YOUR INSTRUCTIONS
Here are some entries; quote each one exactly.

[Records about charts and figures]
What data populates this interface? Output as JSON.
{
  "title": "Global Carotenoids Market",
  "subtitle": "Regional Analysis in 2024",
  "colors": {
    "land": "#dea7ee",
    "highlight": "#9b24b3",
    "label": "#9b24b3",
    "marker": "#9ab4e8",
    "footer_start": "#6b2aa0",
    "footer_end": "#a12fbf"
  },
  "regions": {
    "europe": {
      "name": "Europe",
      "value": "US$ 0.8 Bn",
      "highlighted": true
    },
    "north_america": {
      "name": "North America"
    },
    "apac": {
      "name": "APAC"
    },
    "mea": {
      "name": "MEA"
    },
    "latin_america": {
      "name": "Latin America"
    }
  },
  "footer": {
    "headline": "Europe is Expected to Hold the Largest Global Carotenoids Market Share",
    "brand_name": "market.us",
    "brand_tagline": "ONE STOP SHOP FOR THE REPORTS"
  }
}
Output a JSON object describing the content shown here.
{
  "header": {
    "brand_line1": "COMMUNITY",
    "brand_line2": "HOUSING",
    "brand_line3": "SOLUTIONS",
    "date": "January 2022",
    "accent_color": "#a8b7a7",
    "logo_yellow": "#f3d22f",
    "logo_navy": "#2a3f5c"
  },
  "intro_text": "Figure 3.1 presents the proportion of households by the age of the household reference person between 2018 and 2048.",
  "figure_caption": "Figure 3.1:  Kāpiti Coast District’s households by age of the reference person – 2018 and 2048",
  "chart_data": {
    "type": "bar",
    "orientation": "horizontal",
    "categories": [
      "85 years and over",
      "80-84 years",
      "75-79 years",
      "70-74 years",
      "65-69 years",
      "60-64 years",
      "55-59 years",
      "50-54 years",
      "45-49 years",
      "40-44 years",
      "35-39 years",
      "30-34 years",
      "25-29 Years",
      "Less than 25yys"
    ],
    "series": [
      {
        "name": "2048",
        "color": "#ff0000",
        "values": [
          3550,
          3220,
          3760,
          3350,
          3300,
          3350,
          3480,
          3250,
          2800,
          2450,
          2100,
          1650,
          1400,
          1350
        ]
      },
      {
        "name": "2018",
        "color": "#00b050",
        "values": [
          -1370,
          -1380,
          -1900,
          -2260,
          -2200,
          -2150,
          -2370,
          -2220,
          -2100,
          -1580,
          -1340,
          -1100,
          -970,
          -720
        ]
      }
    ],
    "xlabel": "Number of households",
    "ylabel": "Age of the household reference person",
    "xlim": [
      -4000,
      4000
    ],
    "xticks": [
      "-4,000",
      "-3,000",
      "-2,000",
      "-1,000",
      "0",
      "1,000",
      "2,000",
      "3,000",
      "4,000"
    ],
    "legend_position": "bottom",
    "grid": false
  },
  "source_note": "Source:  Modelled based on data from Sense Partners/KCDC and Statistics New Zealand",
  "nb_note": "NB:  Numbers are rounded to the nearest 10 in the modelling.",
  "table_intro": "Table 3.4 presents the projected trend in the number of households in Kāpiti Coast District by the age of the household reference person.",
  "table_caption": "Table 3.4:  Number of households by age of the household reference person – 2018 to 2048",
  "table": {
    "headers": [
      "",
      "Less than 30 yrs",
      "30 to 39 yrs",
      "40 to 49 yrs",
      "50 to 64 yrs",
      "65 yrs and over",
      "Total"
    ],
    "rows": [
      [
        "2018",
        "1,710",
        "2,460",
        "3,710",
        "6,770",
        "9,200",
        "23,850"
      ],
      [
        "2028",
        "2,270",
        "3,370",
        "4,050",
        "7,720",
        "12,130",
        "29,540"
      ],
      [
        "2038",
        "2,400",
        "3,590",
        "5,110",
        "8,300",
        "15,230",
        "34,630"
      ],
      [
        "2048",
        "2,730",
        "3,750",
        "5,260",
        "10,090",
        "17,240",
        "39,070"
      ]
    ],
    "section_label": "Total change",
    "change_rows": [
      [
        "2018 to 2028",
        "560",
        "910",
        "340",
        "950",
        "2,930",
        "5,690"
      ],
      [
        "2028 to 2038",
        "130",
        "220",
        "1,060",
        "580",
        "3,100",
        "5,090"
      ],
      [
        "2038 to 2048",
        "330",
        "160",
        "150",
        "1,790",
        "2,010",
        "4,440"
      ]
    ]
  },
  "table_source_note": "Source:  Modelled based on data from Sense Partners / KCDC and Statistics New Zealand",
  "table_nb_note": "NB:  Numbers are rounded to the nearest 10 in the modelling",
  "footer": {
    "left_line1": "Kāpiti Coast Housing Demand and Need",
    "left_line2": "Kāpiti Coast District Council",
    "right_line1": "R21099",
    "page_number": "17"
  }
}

RESPONSE
What data populates this interface? Output as JSON.
{
  "title": "Global Carotenoids Market",
  "subtitle": "Regional Analysis in 2024",
  "colors": {
    "land": "#dea7ee",
    "highlight": "#9b24b3",
    "label": "#9b24b3",
    "marker": "#9ab4e8",
    "footer_start": "#6b2aa0",
    "footer_end": "#a12fbf"
  },
  "regions": {
    "europe": {
      "name": "Europe",
      "value": "US$ 0.8 Bn",
      "highlighted": true
    },
    "north_america": {
      "name": "North America"
    },
    "apac": {
      "name": "APAC"
    },
    "mea": {
      "name": "MEA"
    },
    "latin_america": {
      "name": "Latin America"
    }
  },
  "footer": {
    "headline": "Europe is Expected to Hold the Largest Global Carotenoids Market Share",
    "brand_name": "market.us",
    "brand_tagline": "ONE STOP SHOP FOR THE REPORTS"
  }
}
Output a JSON object describing the content shown here.
{
  "header": {
    "brand_line1": "COMMUNITY",
    "brand_line2": "HOUSING",
    "brand_line3": "SOLUTIONS",
    "date": "January 2022",
    "accent_color": "#a8b7a7",
    "logo_yellow": "#f3d22f",
    "logo_navy": "#2a3f5c"
  },
  "intro_text": "Figure 3.1 presents the proportion of households by the age of the household reference person between 2018 and 2048.",
  "figure_caption": "Figure 3.1:  Kāpiti Coast District’s households by age of the reference person – 2018 and 2048",
  "chart_data": {
    "type": "bar",
    "orientation": "horizontal",
    "categories": [
      "85 years and over",
      "80-84 years",
      "75-79 years",
      "70-74 years",
      "65-69 years",
      "60-64 years",
      "55-59 years",
      "50-54 years",
      "45-49 years",
      "40-44 years",
      "35-39 years",
      "30-34 years",
      "25-29 Years",
      "Less than 25yys"
    ],
    "series": [
      {
        "name": "2048",
        "color": "#ff0000",
        "values": [
          3550,
          3220,
          3760,
          3350,
          3300,
          3350,
          3480,
          3250,
          2800,
          2450,
          2100,
          1650,
          1400,
          1350
        ]
      },
      {
        "name": "2018",
        "color": "#00b050",
        "values": [
          -1370,
          -1380,
          -1900,
          -2260,
          -2200,
          -2150,
          -2370,
          -2220,
          -2100,
          -1580,
          -1340,
          -1100,
          -970,
          -720
        ]
      }
    ],
    "xlabel": "Number of households",
    "ylabel": "Age of the household reference person",
    "xlim": [
      -4000,
      4000
    ],
    "xticks": [
      "-4,000",
      "-3,000",
      "-2,000",
      "-1,000",
      "0",
      "1,000",
      "2,000",
      "3,000",
      "4,000"
    ],
    "legend_position": "bottom",
    "grid": false
  },
  "source_note": "Source:  Modelled based on data from Sense Partners/KCDC and Statistics New Zealand",
  "nb_note": "NB:  Numbers are rounded to the nearest 10 in the modelling.",
  "table_intro": "Table 3.4 presents the projected trend in the number of households in Kāpiti Coast District by the age of the household reference person.",
  "table_caption": "Table 3.4:  Number of households by age of the household reference person – 2018 to 2048",
  "table": {
    "headers": [
      "",
      "Less than 30 yrs",
      "30 to 39 yrs",
      "40 to 49 yrs",
      "50 to 64 yrs",
      "65 yrs and over",
      "Total"
    ],
    "rows": [
      [
        "2018",
        "1,710",
        "2,460",
        "3,710",
        "6,770",
        "9,200",
        "23,850"
      ],
      [
        "2028",
        "2,270",
        "3,370",
        "4,050",
        "7,720",
        "12,130",
        "29,540"
      ],
      [
        "2038",
        "2,400",
        "3,590",
        "5,110",
        "8,300",
        "15,230",
        "34,630"
      ],
      [
        "2048",
        "2,730",
        "3,750",
        "5,260",
        "10,090",
        "17,240",
        "39,070"
      ]
    ],
    "section_label": "Total change",
    "change_rows": [
      [
        "2018 to 2028",
        "560",
        "910",
        "340",
        "950",
        "2,930",
        "5,690"
      ],
      [
        "2028 to 2038",
        "130",
        "220",
        "1,060",
        "580",
        "3,100",
        "5,090"
      ],
      [
        "2038 to 2048",
        "330",
        "160",
        "150",
        "1,790",
        "2,010",
        "4,440"
      ]
    ]
  },
  "table_source_note": "Source:  Modelled based on data from Sense Partners / KCDC and Statistics New Zealand",
  "table_nb_note": "NB:  Numbers are rounded to the nearest 10 in the modelling",
  "footer": {
    "left_line1": "Kāpiti Coast Housing Demand and Need",
    "left_line2": "Kāpiti Coast District Council",
    "right_line1": "R21099",
    "page_number": "17"
  }
}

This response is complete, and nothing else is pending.